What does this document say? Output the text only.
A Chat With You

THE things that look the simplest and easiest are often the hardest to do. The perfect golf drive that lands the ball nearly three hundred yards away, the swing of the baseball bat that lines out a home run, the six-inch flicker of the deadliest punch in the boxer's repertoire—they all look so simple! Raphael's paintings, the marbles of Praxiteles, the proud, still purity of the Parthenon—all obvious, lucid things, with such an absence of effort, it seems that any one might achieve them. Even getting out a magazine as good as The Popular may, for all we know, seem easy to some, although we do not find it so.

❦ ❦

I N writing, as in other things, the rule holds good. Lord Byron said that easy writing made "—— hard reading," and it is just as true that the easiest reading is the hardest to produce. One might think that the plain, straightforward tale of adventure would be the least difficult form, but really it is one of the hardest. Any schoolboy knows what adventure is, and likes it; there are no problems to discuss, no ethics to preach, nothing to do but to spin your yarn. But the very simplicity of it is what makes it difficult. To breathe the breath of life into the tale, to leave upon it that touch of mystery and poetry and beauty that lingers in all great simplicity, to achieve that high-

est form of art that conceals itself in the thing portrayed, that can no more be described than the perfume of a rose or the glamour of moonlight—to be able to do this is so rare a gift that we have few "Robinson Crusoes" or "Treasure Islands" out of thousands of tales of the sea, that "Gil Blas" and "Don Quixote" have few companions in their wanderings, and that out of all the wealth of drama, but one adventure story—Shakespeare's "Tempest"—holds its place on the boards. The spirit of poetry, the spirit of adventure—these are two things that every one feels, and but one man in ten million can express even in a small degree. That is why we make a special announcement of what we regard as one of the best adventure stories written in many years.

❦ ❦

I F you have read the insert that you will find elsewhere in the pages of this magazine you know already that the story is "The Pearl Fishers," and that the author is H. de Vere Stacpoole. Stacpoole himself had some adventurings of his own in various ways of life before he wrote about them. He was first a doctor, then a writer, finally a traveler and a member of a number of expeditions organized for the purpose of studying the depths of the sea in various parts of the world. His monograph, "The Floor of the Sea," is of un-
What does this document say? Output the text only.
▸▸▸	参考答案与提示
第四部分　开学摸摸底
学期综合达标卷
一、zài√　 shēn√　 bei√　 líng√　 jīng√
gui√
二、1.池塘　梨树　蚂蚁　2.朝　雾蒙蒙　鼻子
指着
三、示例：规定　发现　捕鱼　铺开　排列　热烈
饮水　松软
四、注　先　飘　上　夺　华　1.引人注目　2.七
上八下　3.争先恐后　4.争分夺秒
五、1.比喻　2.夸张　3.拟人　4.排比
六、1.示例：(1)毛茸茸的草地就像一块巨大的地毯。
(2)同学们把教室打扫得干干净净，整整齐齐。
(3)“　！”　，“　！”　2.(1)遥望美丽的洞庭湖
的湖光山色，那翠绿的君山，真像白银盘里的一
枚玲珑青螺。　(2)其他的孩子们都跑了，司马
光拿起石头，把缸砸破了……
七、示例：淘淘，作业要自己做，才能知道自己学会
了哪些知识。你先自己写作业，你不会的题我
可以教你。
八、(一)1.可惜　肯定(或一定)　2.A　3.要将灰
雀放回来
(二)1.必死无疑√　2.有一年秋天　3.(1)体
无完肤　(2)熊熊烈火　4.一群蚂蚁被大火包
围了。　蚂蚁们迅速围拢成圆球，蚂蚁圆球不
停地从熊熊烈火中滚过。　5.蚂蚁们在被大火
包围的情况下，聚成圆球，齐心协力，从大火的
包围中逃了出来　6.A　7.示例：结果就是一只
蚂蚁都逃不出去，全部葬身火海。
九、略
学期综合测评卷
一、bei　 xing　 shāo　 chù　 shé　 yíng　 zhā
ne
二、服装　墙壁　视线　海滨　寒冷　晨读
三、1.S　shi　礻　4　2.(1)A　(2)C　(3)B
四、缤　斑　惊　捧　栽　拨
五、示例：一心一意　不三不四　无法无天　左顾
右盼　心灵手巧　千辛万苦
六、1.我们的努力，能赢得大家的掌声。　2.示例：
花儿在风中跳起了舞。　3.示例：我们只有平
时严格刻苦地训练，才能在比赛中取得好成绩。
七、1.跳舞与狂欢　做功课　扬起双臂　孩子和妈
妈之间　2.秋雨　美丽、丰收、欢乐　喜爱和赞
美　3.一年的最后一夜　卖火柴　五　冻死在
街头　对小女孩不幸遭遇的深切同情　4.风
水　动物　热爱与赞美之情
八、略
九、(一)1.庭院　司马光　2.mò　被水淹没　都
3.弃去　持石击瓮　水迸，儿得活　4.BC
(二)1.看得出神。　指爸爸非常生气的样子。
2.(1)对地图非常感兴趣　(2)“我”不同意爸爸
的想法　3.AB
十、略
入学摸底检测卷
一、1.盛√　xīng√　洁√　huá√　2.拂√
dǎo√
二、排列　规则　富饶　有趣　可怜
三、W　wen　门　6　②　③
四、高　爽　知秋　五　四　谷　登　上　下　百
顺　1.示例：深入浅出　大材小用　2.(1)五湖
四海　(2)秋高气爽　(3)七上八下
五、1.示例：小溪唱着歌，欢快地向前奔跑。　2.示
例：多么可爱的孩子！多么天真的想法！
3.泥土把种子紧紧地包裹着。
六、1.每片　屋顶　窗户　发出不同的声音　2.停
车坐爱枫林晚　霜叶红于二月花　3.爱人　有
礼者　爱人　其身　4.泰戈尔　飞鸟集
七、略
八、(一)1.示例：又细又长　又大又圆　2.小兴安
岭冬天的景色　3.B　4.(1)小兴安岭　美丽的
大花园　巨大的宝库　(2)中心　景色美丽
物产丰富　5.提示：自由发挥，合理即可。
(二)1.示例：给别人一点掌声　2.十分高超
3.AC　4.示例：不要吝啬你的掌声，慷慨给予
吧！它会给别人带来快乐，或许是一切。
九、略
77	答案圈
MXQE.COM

════════════════════

* _STATED TASK_:
Each record must be returned exactly as it is written.

* _CORRECT RESPONSE_:
What does this document say? Output the text only.
A Chat With You

THE things that look the simplest and easiest are often the hardest to do. The perfect golf drive that lands the ball nearly three hundred yards away, the swing of the baseball bat that lines out a home run, the six-inch flicker of the deadliest punch in the boxer's repertoire—they all look so simple! Raphael's paintings, the marbles of Praxiteles, the proud, still purity of the Parthenon—all obvious, lucid things, with such an absence of effort, it seems that any one might achieve them. Even getting out a magazine as good as The Popular may, for all we know, seem easy to some, although we do not find it so.

❦ ❦

I N writing, as in other things, the rule holds good. Lord Byron said that easy writing made "—— hard reading," and it is just as true that the easiest reading is the hardest to produce. One might think that the plain, straightforward tale of adventure would be the least difficult form, but really it is one of the hardest. Any schoolboy knows what adventure is, and likes it; there are no problems to discuss, no ethics to preach, nothing to do but to spin your yarn. But the very simplicity of it is what makes it difficult. To breathe the breath of life into the tale, to leave upon it that touch of mystery and poetry and beauty that lingers in all great simplicity, to achieve that high-

est form of art that conceals itself in the thing portrayed, that can no more be described than the perfume of a rose or the glamour of moonlight—to be able to do this is so rare a gift that we have few "Robinson Crusoes" or "Treasure Islands" out of thousands of tales of the sea, that "Gil Blas" and "Don Quixote" have few companions in their wanderings, and that out of all the wealth of drama, but one adventure story—Shakespeare's "Tempest"—holds its place on the boards. The spirit of poetry, the spirit of adventure—these are two things that every one feels, and but one man in ten million can express even in a small degree. That is why we make a special announcement of what we regard as one of the best adventure stories written in many years.

❦ ❦

I F you have read the insert that you will find elsewhere in the pages of this magazine you know already that the story is "The Pearl Fishers," and that the author is H. de Vere Stacpoole. Stacpoole himself had some adventurings of his own in various ways of life before he wrote about them. He was first a doctor, then a writer, finally a traveler and a member of a number of expeditions organized for the purpose of studying the depths of the sea in various parts of the world. His monograph, "The Floor of the Sea," is of un-
What does this document say? Output the text only.
▸▸▸	参考答案与提示
第四部分　开学摸摸底
学期综合达标卷
一、zài√　 shēn√　 bei√　 líng√　 jīng√
gui√
二、1.池塘　梨树　蚂蚁　2.朝　雾蒙蒙　鼻子
指着
三、示例：规定　发现　捕鱼　铺开　排列　热烈
饮水　松软
四、注　先　飘　上　夺　华　1.引人注目　2.七
上八下　3.争先恐后　4.争分夺秒
五、1.比喻　2.夸张　3.拟人　4.排比
六、1.示例：(1)毛茸茸的草地就像一块巨大的地毯。
(2)同学们把教室打扫得干干净净，整整齐齐。
(3)“　！”　，“　！”　2.(1)遥望美丽的洞庭湖
的湖光山色，那翠绿的君山，真像白银盘里的一
枚玲珑青螺。　(2)其他的孩子们都跑了，司马
光拿起石头，把缸砸破了……
七、示例：淘淘，作业要自己做，才能知道自己学会
了哪些知识。你先自己写作业，你不会的题我
可以教你。
八、(一)1.可惜　肯定(或一定)　2.A　3.要将灰
雀放回来
(二)1.必死无疑√　2.有一年秋天　3.(1)体
无完肤　(2)熊熊烈火　4.一群蚂蚁被大火包
围了。　蚂蚁们迅速围拢成圆球，蚂蚁圆球不
停地从熊熊烈火中滚过。　5.蚂蚁们在被大火
包围的情况下，聚成圆球，齐心协力，从大火的
包围中逃了出来　6.A　7.示例：结果就是一只
蚂蚁都逃不出去，全部葬身火海。
九、略
学期综合测评卷
一、bei　 xing　 shāo　 chù　 shé　 yíng　 zhā
ne
二、服装　墙壁　视线　海滨　寒冷　晨读
三、1.S　shi　礻　4　2.(1)A　(2)C　(3)B
四、缤　斑　惊　捧　栽　拨
五、示例：一心一意　不三不四　无法无天　左顾
右盼　心灵手巧　千辛万苦
六、1.我们的努力，能赢得大家的掌声。　2.示例：
花儿在风中跳起了舞。　3.示例：我们只有平
时严格刻苦地训练，才能在比赛中取得好成绩。
七、1.跳舞与狂欢　做功课　扬起双臂　孩子和妈
妈之间　2.秋雨　美丽、丰收、欢乐　喜爱和赞
美　3.一年的最后一夜　卖火柴　五　冻死在
街头　对小女孩不幸遭遇的深切同情　4.风
水　动物　热爱与赞美之情
八、略
九、(一)1.庭院　司马光　2.mò　被水淹没　都
3.弃去　持石击瓮　水迸，儿得活　4.BC
(二)1.看得出神。　指爸爸非常生气的样子。
2.(1)对地图非常感兴趣　(2)“我”不同意爸爸
的想法　3.AB
十、略
入学摸底检测卷
一、1.盛√　xīng√　洁√　huá√　2.拂√
dǎo√
二、排列　规则　富饶　有趣　可怜
三、W　wen　门　6　②　③
四、高　爽　知秋　五　四　谷　登　上　下　百
顺　1.示例：深入浅出　大材小用　2.(1)五湖
四海　(2)秋高气爽　(3)七上八下
五、1.示例：小溪唱着歌，欢快地向前奔跑。　2.示
例：多么可爱的孩子！多么天真的想法！
3.泥土把种子紧紧地包裹着。
六、1.每片　屋顶　窗户　发出不同的声音　2.停
车坐爱枫林晚　霜叶红于二月花　3.爱人　有
礼者　爱人　其身　4.泰戈尔　飞鸟集
七、略
八、(一)1.示例：又细又长　又大又圆　2.小兴安
岭冬天的景色　3.B　4.(1)小兴安岭　美丽的
大花园　巨大的宝库　(2)中心　景色美丽
物产丰富　5.提示：自由发挥，合理即可。
(二)1.示例：给别人一点掌声　2.十分高超
3.AC　4.示例：不要吝啬你的掌声，慷慨给予
吧！它会给别人带来快乐，或许是一切。
九、略
77	答案圈
MXQE.COM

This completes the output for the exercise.